_RECORDS FOR THIS EXERCISE_
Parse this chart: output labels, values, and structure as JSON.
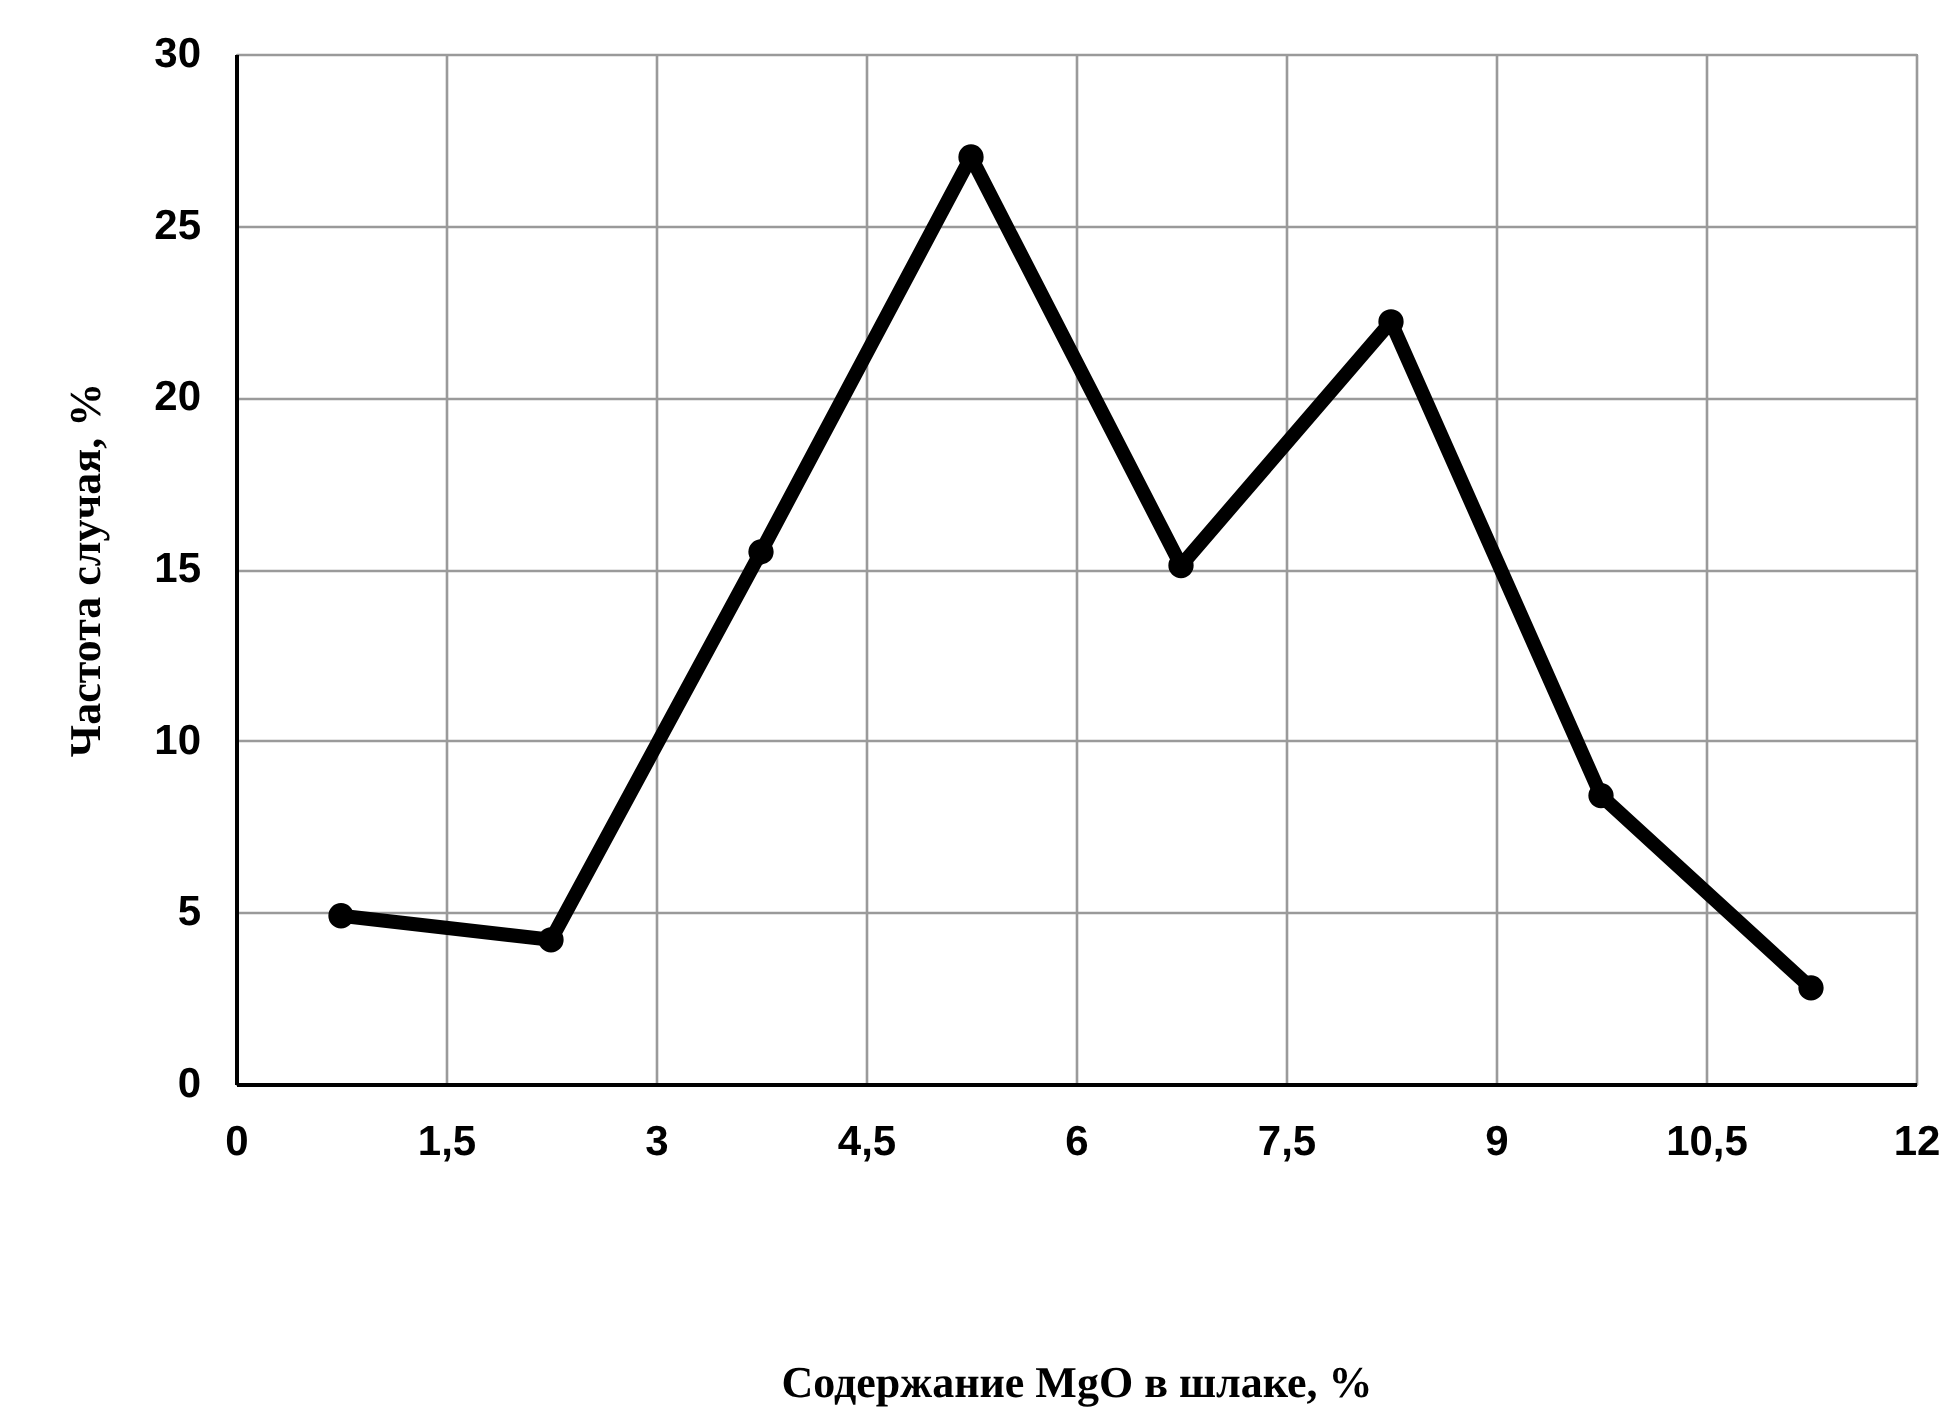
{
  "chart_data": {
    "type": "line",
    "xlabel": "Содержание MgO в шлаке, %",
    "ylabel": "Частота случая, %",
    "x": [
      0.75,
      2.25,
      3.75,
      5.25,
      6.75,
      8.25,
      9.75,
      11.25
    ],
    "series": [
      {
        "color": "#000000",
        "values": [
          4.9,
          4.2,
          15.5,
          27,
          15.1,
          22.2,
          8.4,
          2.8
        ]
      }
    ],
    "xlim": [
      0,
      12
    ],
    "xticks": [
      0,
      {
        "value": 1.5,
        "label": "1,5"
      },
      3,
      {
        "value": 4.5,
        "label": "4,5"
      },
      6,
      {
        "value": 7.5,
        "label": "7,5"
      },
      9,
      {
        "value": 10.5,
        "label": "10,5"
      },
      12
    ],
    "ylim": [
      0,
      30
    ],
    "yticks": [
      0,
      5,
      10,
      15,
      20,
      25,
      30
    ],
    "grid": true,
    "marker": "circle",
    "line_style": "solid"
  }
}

* * *

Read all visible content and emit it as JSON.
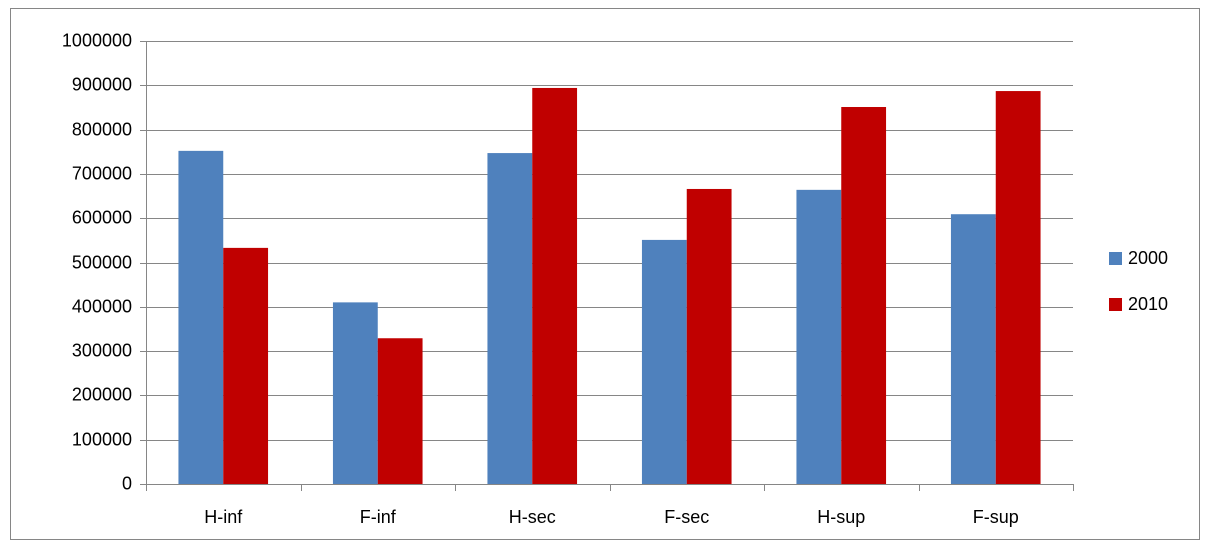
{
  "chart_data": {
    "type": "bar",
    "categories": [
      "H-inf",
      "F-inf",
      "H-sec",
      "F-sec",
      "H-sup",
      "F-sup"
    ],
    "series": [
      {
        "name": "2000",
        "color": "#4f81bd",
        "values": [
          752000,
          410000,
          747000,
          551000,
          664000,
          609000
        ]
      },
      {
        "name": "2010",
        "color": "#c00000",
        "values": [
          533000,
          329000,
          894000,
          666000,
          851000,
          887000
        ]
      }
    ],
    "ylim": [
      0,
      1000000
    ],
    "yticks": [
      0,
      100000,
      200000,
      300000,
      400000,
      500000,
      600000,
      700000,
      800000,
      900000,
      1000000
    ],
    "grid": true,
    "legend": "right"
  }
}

_EXERCISE BRIEF_
From the data above, copy each line that holds "JSON".

_PROBLEM SOLUTION_
Parse this chart: output labels, values, and structure as JSON.
Read all visible content and emit it as JSON.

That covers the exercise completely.